Items from a figure collection:
======

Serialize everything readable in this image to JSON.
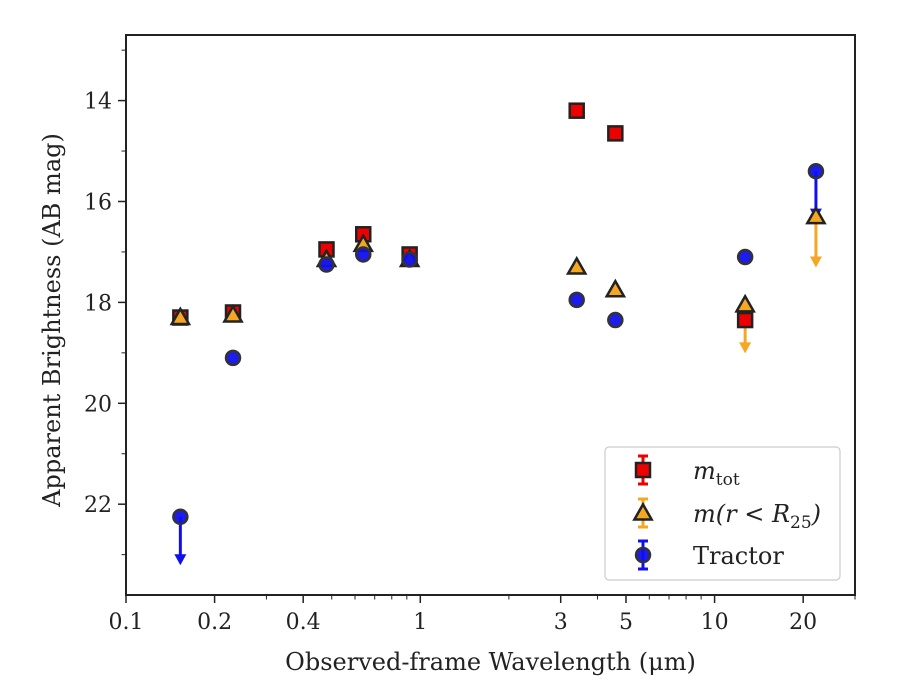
{
  "chart_data": {
    "type": "scatter",
    "xlabel": "Observed-frame Wavelength (μm)",
    "ylabel": "Apparent Brightness (AB mag)",
    "x_scale": "log",
    "xlim": [
      0.1,
      30
    ],
    "ylim": [
      23.8,
      12.7
    ],
    "y_inverted": true,
    "grid": false,
    "legend_position": "bottom-right",
    "xticks": [
      {
        "value": 0.1,
        "label": "0.1"
      },
      {
        "value": 0.2,
        "label": "0.2"
      },
      {
        "value": 0.4,
        "label": "0.4"
      },
      {
        "value": 1,
        "label": "1"
      },
      {
        "value": 3,
        "label": "3"
      },
      {
        "value": 5,
        "label": "5"
      },
      {
        "value": 10,
        "label": "10"
      },
      {
        "value": 20,
        "label": "20"
      }
    ],
    "yticks": [
      {
        "value": 14,
        "label": "14"
      },
      {
        "value": 16,
        "label": "16"
      },
      {
        "value": 18,
        "label": "18"
      },
      {
        "value": 20,
        "label": "20"
      },
      {
        "value": 22,
        "label": "22"
      }
    ],
    "series": [
      {
        "name": "m_tot",
        "legend_main": "m",
        "legend_sub": "tot",
        "marker": "square",
        "color": "#ee0000",
        "edge_color": "#222222",
        "points": [
          {
            "x": 0.153,
            "y": 18.3
          },
          {
            "x": 0.231,
            "y": 18.2
          },
          {
            "x": 0.48,
            "y": 16.95
          },
          {
            "x": 0.64,
            "y": 16.65
          },
          {
            "x": 0.92,
            "y": 17.05
          },
          {
            "x": 3.4,
            "y": 14.2
          },
          {
            "x": 4.6,
            "y": 14.65
          },
          {
            "x": 12.7,
            "y": 18.35
          }
        ]
      },
      {
        "name": "m(r<R25)",
        "legend_main": "m(r < R",
        "legend_sub": "25",
        "legend_end": ")",
        "marker": "triangle",
        "color": "#f5a623",
        "edge_color": "#222222",
        "points": [
          {
            "x": 0.153,
            "y": 18.3
          },
          {
            "x": 0.231,
            "y": 18.25
          },
          {
            "x": 0.48,
            "y": 17.15
          },
          {
            "x": 0.64,
            "y": 16.85
          },
          {
            "x": 0.92,
            "y": 17.15
          },
          {
            "x": 3.4,
            "y": 17.3
          },
          {
            "x": 4.6,
            "y": 17.75
          },
          {
            "x": 12.7,
            "y": 18.05,
            "upper_limit": true,
            "arrow_to": 18.95
          },
          {
            "x": 22.1,
            "y": 16.3,
            "upper_limit": true,
            "arrow_to": 17.25
          }
        ]
      },
      {
        "name": "Tractor",
        "legend_main": "Tractor",
        "marker": "circle",
        "color": "#1010ee",
        "edge_color": "#333333",
        "points": [
          {
            "x": 0.153,
            "y": 22.25,
            "upper_limit": true,
            "arrow_to": 23.15
          },
          {
            "x": 0.231,
            "y": 19.1
          },
          {
            "x": 0.48,
            "y": 17.25
          },
          {
            "x": 0.64,
            "y": 17.05
          },
          {
            "x": 0.92,
            "y": 17.15
          },
          {
            "x": 3.4,
            "y": 17.95
          },
          {
            "x": 4.6,
            "y": 18.35
          },
          {
            "x": 12.7,
            "y": 17.1
          },
          {
            "x": 22.1,
            "y": 15.4,
            "upper_limit": true,
            "arrow_to": 16.3
          }
        ]
      }
    ]
  }
}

======

Directions for this task: Every line above should be returned exactly; the pictures stay out.

Complete answer:
Serialize everything readable in this image to JSON.
{
  "chart_data": {
    "type": "scatter",
    "xlabel": "Observed-frame Wavelength (μm)",
    "ylabel": "Apparent Brightness (AB mag)",
    "x_scale": "log",
    "xlim": [
      0.1,
      30
    ],
    "ylim": [
      23.8,
      12.7
    ],
    "y_inverted": true,
    "grid": false,
    "legend_position": "bottom-right",
    "xticks": [
      {
        "value": 0.1,
        "label": "0.1"
      },
      {
        "value": 0.2,
        "label": "0.2"
      },
      {
        "value": 0.4,
        "label": "0.4"
      },
      {
        "value": 1,
        "label": "1"
      },
      {
        "value": 3,
        "label": "3"
      },
      {
        "value": 5,
        "label": "5"
      },
      {
        "value": 10,
        "label": "10"
      },
      {
        "value": 20,
        "label": "20"
      }
    ],
    "yticks": [
      {
        "value": 14,
        "label": "14"
      },
      {
        "value": 16,
        "label": "16"
      },
      {
        "value": 18,
        "label": "18"
      },
      {
        "value": 20,
        "label": "20"
      },
      {
        "value": 22,
        "label": "22"
      }
    ],
    "series": [
      {
        "name": "m_tot",
        "legend_main": "m",
        "legend_sub": "tot",
        "marker": "square",
        "color": "#ee0000",
        "edge_color": "#222222",
        "points": [
          {
            "x": 0.153,
            "y": 18.3
          },
          {
            "x": 0.231,
            "y": 18.2
          },
          {
            "x": 0.48,
            "y": 16.95
          },
          {
            "x": 0.64,
            "y": 16.65
          },
          {
            "x": 0.92,
            "y": 17.05
          },
          {
            "x": 3.4,
            "y": 14.2
          },
          {
            "x": 4.6,
            "y": 14.65
          },
          {
            "x": 12.7,
            "y": 18.35
          }
        ]
      },
      {
        "name": "m(r<R25)",
        "legend_main": "m(r < R",
        "legend_sub": "25",
        "legend_end": ")",
        "marker": "triangle",
        "color": "#f5a623",
        "edge_color": "#222222",
        "points": [
          {
            "x": 0.153,
            "y": 18.3
          },
          {
            "x": 0.231,
            "y": 18.25
          },
          {
            "x": 0.48,
            "y": 17.15
          },
          {
            "x": 0.64,
            "y": 16.85
          },
          {
            "x": 0.92,
            "y": 17.15
          },
          {
            "x": 3.4,
            "y": 17.3
          },
          {
            "x": 4.6,
            "y": 17.75
          },
          {
            "x": 12.7,
            "y": 18.05,
            "upper_limit": true,
            "arrow_to": 18.95
          },
          {
            "x": 22.1,
            "y": 16.3,
            "upper_limit": true,
            "arrow_to": 17.25
          }
        ]
      },
      {
        "name": "Tractor",
        "legend_main": "Tractor",
        "marker": "circle",
        "color": "#1010ee",
        "edge_color": "#333333",
        "points": [
          {
            "x": 0.153,
            "y": 22.25,
            "upper_limit": true,
            "arrow_to": 23.15
          },
          {
            "x": 0.231,
            "y": 19.1
          },
          {
            "x": 0.48,
            "y": 17.25
          },
          {
            "x": 0.64,
            "y": 17.05
          },
          {
            "x": 0.92,
            "y": 17.15
          },
          {
            "x": 3.4,
            "y": 17.95
          },
          {
            "x": 4.6,
            "y": 18.35
          },
          {
            "x": 12.7,
            "y": 17.1
          },
          {
            "x": 22.1,
            "y": 15.4,
            "upper_limit": true,
            "arrow_to": 16.3
          }
        ]
      }
    ]
  }
}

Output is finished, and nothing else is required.